[START Exercise material]

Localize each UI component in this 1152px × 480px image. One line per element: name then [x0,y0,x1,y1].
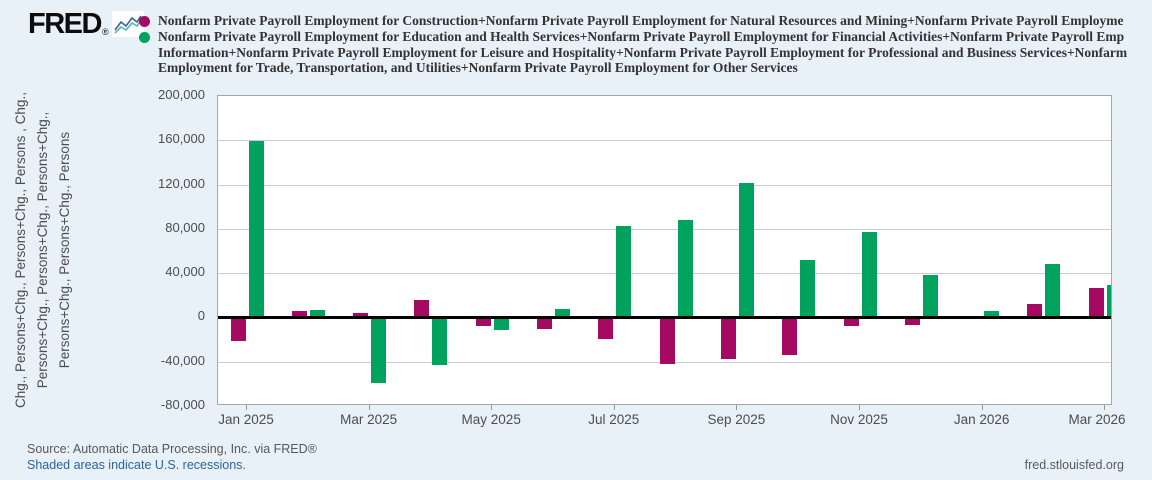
bar-series2-apr-2025[interactable] [432,317,447,365]
gridline [218,185,1111,186]
x-tick-label: Mar 2025 [340,412,398,427]
site-url: fred.stlouisfed.org [1024,458,1124,472]
y-tick-label: 200,000 [158,87,205,102]
legend-bullet-magenta [139,16,150,27]
bar-series1-may-2025[interactable] [476,317,491,326]
gridline [218,229,1111,230]
bar-series1-aug-2025[interactable] [660,317,675,364]
bar-series1-apr-2025[interactable] [414,300,429,318]
bar-series2-jan-2025[interactable] [249,141,264,317]
fred-logo-text: FRED [28,8,102,40]
legend-bullet-green [139,31,150,43]
gridline [218,273,1111,274]
zero-line [218,316,1111,319]
x-tick-label: Jul 2025 [588,412,640,427]
y-tick-label: -40,000 [160,353,205,368]
bar-series2-mar-2025[interactable] [371,317,386,383]
bar-series2-aug-2025[interactable] [678,220,693,317]
gridline [218,140,1111,141]
x-tick-mark [246,405,247,410]
legend-label-line: Employment for Trade, Transportation, an… [158,60,798,76]
legend-label-line: Nonfarm Private Payroll Employment for E… [158,28,1125,44]
bar-series2-jul-2025[interactable] [616,226,631,318]
bar-series2-oct-2025[interactable] [800,260,815,318]
bar-series1-nov-2025[interactable] [844,317,859,326]
bar-series2-feb-2025[interactable] [310,310,325,318]
legend-item-service-providing[interactable]: Nonfarm Private Payroll Employment for E… [139,29,1127,76]
bar-series2-mar-2026[interactable] [1107,285,1111,317]
x-tick-label: Jan 2026 [953,412,1010,427]
x-tick-label: Sep 2025 [707,412,766,427]
bar-series1-jul-2025[interactable] [598,317,613,339]
bar-series2-dec-2025[interactable] [923,275,938,317]
x-tick-mark [491,405,492,410]
bar-series1-dec-2025[interactable] [905,317,920,325]
x-tick-label: Jan 2025 [218,412,274,427]
y-axis-units-line: Persons+Chg., Persons+Chg., Persons [57,131,72,369]
bar-series2-nov-2025[interactable] [862,232,877,317]
x-tick-mark [859,405,860,410]
bar-series2-jan-2026[interactable] [984,311,999,318]
source-note: Source: Automatic Data Processing, Inc. … [27,442,317,456]
bar-series1-jan-2025[interactable] [231,317,246,341]
bar-series2-jun-2025[interactable] [555,309,570,318]
y-tick-label: 120,000 [158,176,205,191]
bar-series2-feb-2026[interactable] [1045,264,1060,317]
x-tick-label: Nov 2025 [830,412,888,427]
x-tick-label: Mar 2026 [1068,412,1126,427]
fred-logo[interactable]: FRED ® [28,9,144,39]
y-axis-units-label: Chg., Persons+Chg., Persons+Chg., Person… [10,85,76,415]
y-axis-units-line: Chg., Persons+Chg., Persons+Chg., Person… [13,92,28,408]
y-tick-label: 160,000 [158,131,205,146]
legend-label-line: Nonfarm Private Payroll Employment for C… [158,13,1124,28]
x-tick-label: May 2025 [461,412,521,427]
x-tick-mark [1104,405,1105,410]
bar-series1-oct-2025[interactable] [782,317,797,355]
y-tick-label: -80,000 [160,397,205,412]
bar-series1-jun-2025[interactable] [537,317,552,329]
x-tick-mark [736,405,737,410]
x-tick-mark [982,405,983,410]
registered-trademark: ® [101,27,109,37]
bar-series1-mar-2026[interactable] [1089,288,1104,318]
y-axis-units-line: Persons+Chg., Persons+Chg., Persons+Chg.… [35,111,50,389]
x-tick-mark [369,405,370,410]
x-tick-mark [614,405,615,410]
y-tick-label: 40,000 [165,264,205,279]
plot-area[interactable] [217,95,1112,405]
y-tick-label: 80,000 [165,220,205,235]
bar-series1-mar-2025[interactable] [353,313,368,317]
bar-series1-sep-2025[interactable] [721,317,736,359]
legend: Nonfarm Private Payroll Employment for C… [139,13,1127,76]
bar-series1-feb-2025[interactable] [292,311,307,318]
bar-series1-feb-2026[interactable] [1027,304,1042,317]
bar-series2-may-2025[interactable] [494,317,509,330]
recessions-link[interactable]: Shaded areas indicate U.S. recessions. [27,458,246,472]
bar-series2-sep-2025[interactable] [739,183,754,317]
y-tick-label: 0 [197,308,205,323]
legend-item-goods-producing[interactable]: Nonfarm Private Payroll Employment for C… [139,13,1127,29]
fred-sparkline-icon [111,11,144,37]
legend-label-line: Information+Nonfarm Private Payroll Empl… [158,44,1128,60]
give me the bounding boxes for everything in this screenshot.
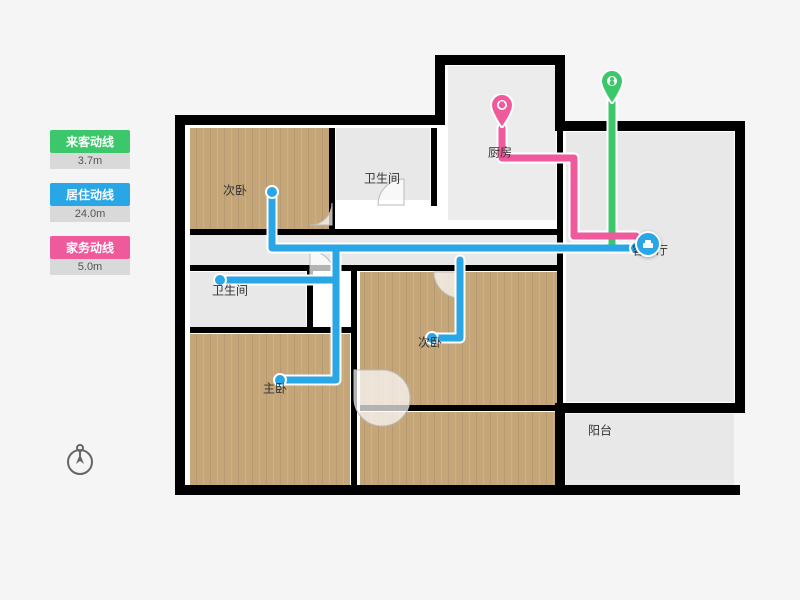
room-label-master: 主卧	[263, 380, 287, 397]
room-label-bed1: 次卧	[223, 182, 247, 199]
room-label-bath1: 卫生间	[364, 170, 400, 187]
compass-icon	[60, 440, 100, 480]
legend-item-2: 家务动线5.0m	[50, 236, 130, 275]
room-living	[566, 132, 734, 402]
floorplan-svg	[0, 0, 800, 600]
room-bed1	[190, 128, 330, 230]
legend-value: 3.7m	[50, 153, 130, 169]
room-label-bed2: 次卧	[418, 334, 442, 351]
legend-label: 居住动线	[50, 183, 130, 206]
room-label-balcony: 阳台	[588, 422, 612, 439]
kitchen-pin-icon	[490, 94, 514, 128]
legend-item-1: 居住动线24.0m	[50, 183, 130, 222]
legend-item-0: 来客动线3.7m	[50, 130, 130, 169]
floorplan-stage: 来客动线3.7m居住动线24.0m家务动线5.0m 次卧卫生间厨房客餐厅卫生间次…	[0, 0, 800, 600]
room-master	[190, 334, 350, 486]
living-badge-icon	[635, 231, 661, 257]
legend-label: 家务动线	[50, 236, 130, 259]
legend-value: 5.0m	[50, 259, 130, 275]
entry-pin-icon	[600, 70, 624, 104]
room-label-kitchen: 厨房	[488, 144, 512, 161]
room-label-bath2: 卫生间	[212, 282, 248, 299]
legend-label: 来客动线	[50, 130, 130, 153]
flow-endpoint	[266, 186, 278, 198]
legend: 来客动线3.7m 居住动线24.0m 家务动线5.0m	[50, 130, 130, 289]
legend-value: 24.0m	[50, 206, 130, 222]
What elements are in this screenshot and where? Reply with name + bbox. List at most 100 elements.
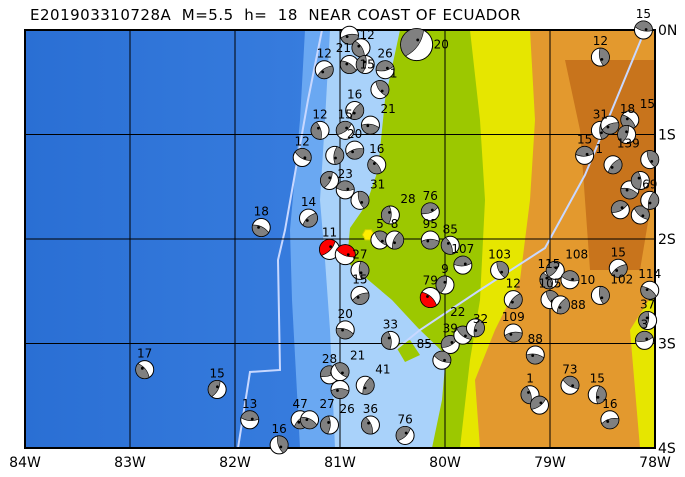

[END Exercise material]

Convert every line of the records above into a JSON list of strings, one string per line, skipping blank lines. Leave out the pictures.

• Result for this exercise
[
  "Localize each UI component in this 1152px × 480px image. One line per element: name then [x0,y0,x1,y1].",
  "bar-series2-apr-2025[interactable] [432,317,447,365]",
  "gridline [218,185,1111,186]",
  "x-tick-label: Mar 2025 [340,412,398,427]",
  "site-url: fred.stlouisfed.org [1024,458,1124,472]",
  "y-tick-label: 200,000 [158,87,205,102]",
  "legend-bullet-magenta [139,16,150,27]",
  "bar-series1-may-2025[interactable] [476,317,491,326]",
  "gridline [218,229,1111,230]",
  "bar-series1-aug-2025[interactable] [660,317,675,364]",
  "bar-series1-apr-2025[interactable] [414,300,429,318]",
  "bar-series2-jan-2025[interactable] [249,141,264,317]",
  "fred-logo-text: FRED [28,8,102,40]",
  "legend-bullet-green [139,31,150,43]",
  "gridline [218,273,1111,274]",
  "zero-line [218,316,1111,319]",
  "x-tick-label: Jul 2025 [588,412,640,427]",
  "y-tick-label: -40,000 [160,353,205,368]",
  "bar-series2-mar-2025[interactable] [371,317,386,383]",
  "bar-series2-aug-2025[interactable] [678,220,693,317]",
  "gridline [218,140,1111,141]",
  "x-tick-mark [246,405,247,410]",
  "legend-label-line: Employment for Trade, Transportation, an… [158,60,798,76]",
  "legend-label-line: Nonfarm Private Payroll Employment for E… [158,28,1125,44]",
  "bar-series2-jul-2025[interactable] [616,226,631,318]",
  "bar-series2-oct-2025[interactable] [800,260,815,318]",
  "bar-series1-nov-2025[interactable] [844,317,859,326]",
  "bar-series2-feb-2025[interactable] [310,310,325,318]",
  "legend-item-service-providing[interactable]: Nonfarm Private Payroll Employment for E… [139,29,1127,76]",
  "bar-series2-mar-2026[interactable] [1107,285,1111,317]",
  "x-tick-label: Jan 2026 [953,412,1010,427]",
  "x-tick-label: Sep 2025 [707,412,766,427]",
  "bar-series1-jul-2025[interactable] [598,317,613,339]",
  "bar-series2-dec-2025[interactable] [923,275,938,317]",
  "x-tick-mark [491,405,492,410]",
  "bar-series1-dec-2025[interactable] [905,317,920,325]",
  "x-tick-label: Jan 2025 [218,412,274,427]",
  "y-axis-units-line: Persons+Chg., Persons+Chg., Persons [57,131,72,369]",
  "bar-series2-nov-2025[interactable] [862,232,877,317]",
  "x-tick-mark [859,405,860,410]",
  "bar-series2-jan-2026[interactable] [984,311,999,318]",
  "source-note: Source: Automatic Data Processing, Inc. … [27,442,317,456]",
  "bar-series1-jan-2025[interactable] [231,317,246,341]",
  "bar-series2-jun-2025[interactable] [555,309,570,318]",
  "y-tick-label: 120,000 [158,176,205,191]",
  "bar-series2-feb-2026[interactable] [1045,264,1060,317]",
  "x-tick-label: Nov 2025 [830,412,888,427]",
  "x-tick-label: Mar 2026 [1068,412,1126,427]",
  "fred-logo[interactable]: FRED ® [28,9,144,39]",
  "y-axis-units-label: Chg., Persons+Chg., Persons+Chg., Person… [10,85,76,415]",
  "y-axis-units-line: Chg., Persons+Chg., Persons+Chg., Person… [13,92,28,408]",
  "y-tick-label: 160,000 [158,131,205,146]",
  "legend-label-line: Nonfarm Private Payroll Employment for C… [158,13,1124,28]",
  "x-tick-label: May 2025 [461,412,521,427]",
  "x-tick-mark [1104,405,1105,410]",
  "bar-series1-oct-2025[interactable] [782,317,797,355]",
  "y-tick-label: -80,000 [160,397,205,412]",
  "bar-series1-jun-2025[interactable] [537,317,552,329]",
  "x-tick-mark [736,405,737,410]",
  "x-tick-mark [982,405,983,410]",
  "registered-trademark: ® [101,27,109,37]",
  "bar-series1-mar-2026[interactable] [1089,288,1104,318]",
  "y-axis-units-line: Persons+Chg., Persons+Chg., Persons+Chg.… [35,111,50,389]",
  "x-tick-mark [369,405,370,410]",
  "x-tick-mark [614,405,615,410]",
  "y-tick-label: 40,000 [165,264,205,279]",
  "plot-area[interactable] [217,95,1112,405]",
  "y-tick-label: 80,000 [165,220,205,235]",
  "bar-series1-mar-2025[interactable] [353,313,368,317]",
  "bar-series1-sep-2025[interactable] [721,317,736,359]",
  "legend: Nonfarm Private Payroll Employment for C… [139,13,1127,76]",
  "bar-series1-feb-2025[interactable] [292,311,307,318]",
  "bar-series1-feb-2026[interactable] [1027,304,1042,317]",
  "bar-series2-may-2025[interactable] [494,317,509,330]",
  "recessions-link[interactable]: Shaded areas indicate U.S. recessions. [27,458,246,472]",
  "bar-series2-sep-2025[interactable] [739,183,754,317]",
  "y-tick-label: 0 [197,308,205,323]",
  "legend-item-goods-producing[interactable]: Nonfarm Private Payroll Employment for C… [139,13,1127,29]",
  "fred-sparkline-icon [111,11,144,37]",
  "legend-label-line: Information+Nonfarm Private Payroll Empl… [158,44,1128,60]",
  "give me the bounding boxes for everything in this screenshot.",
  "room-label-master: 主卧\t[263, 380, 287, 397]",
  "room-label-bed1: 次卧\t[223, 182, 247, 199]",
  "room-label-bath1: 卫生间\t[364, 170, 400, 187]",
  "compass-icon\t[60, 440, 100, 480]",
  "legend-item-2: 家务动线5.0m\t[50, 236, 130, 275]",
  "room-living\t[566, 132, 734, 402]",
  "floorplan-svg\t[0, 0, 800, 600]",
  "room-bed1\t[190, 128, 330, 230]",
  "legend-value: 3.7m\t[50, 153, 130, 169]",
  "room-label-bed2: 次卧\t[418, 334, 442, 351]",
  "legend-label: 居住动线\t[50, 183, 130, 206]",
  "room-label-balcony: 阳台\t[588, 422, 612, 439]",
  "kitchen-pin-icon\t[490, 94, 514, 128]",
  "legend-item-1: 居住动线24.0m\t[50, 183, 130, 222]",
  "legend-item-0: 来客动线3.7m\t[50, 130, 130, 169]",
  "floorplan-stage: 来客动线3.7m居住动线24.0m家务动线5.0m 次卧卫生间厨房客餐厅卫生间次…\t[0, 0, 800, 600]",
  "room-master\t[190, 334, 350, 486]",
  "living-badge-icon\t[635, 231, 661, 257]",
  "legend-label: 家务动线\t[50, 236, 130, 259]",
  "legend-value: 5.0m\t[50, 259, 130, 275]",
  "entry-pin-icon\t[600, 70, 624, 104]",
  "room-label-kitchen: 厨房\t[488, 144, 512, 161]",
  "room-label-bath2: 卫生间\t[212, 282, 248, 299]",
  "legend-label: 来客动线\t[50, 130, 130, 153]",
  "flow-endpoint\t[266, 186, 278, 198]",
  "legend: 来客动线3.7m 居住动线24.0m 家务动线5.0m\t[50, 130, 130, 289]",
  "legend-value: 24.0m\t[50, 206, 130, 222]",
  "What elements are in this screenshot and where? Reply with name + bbox. List at most 100 elements."
]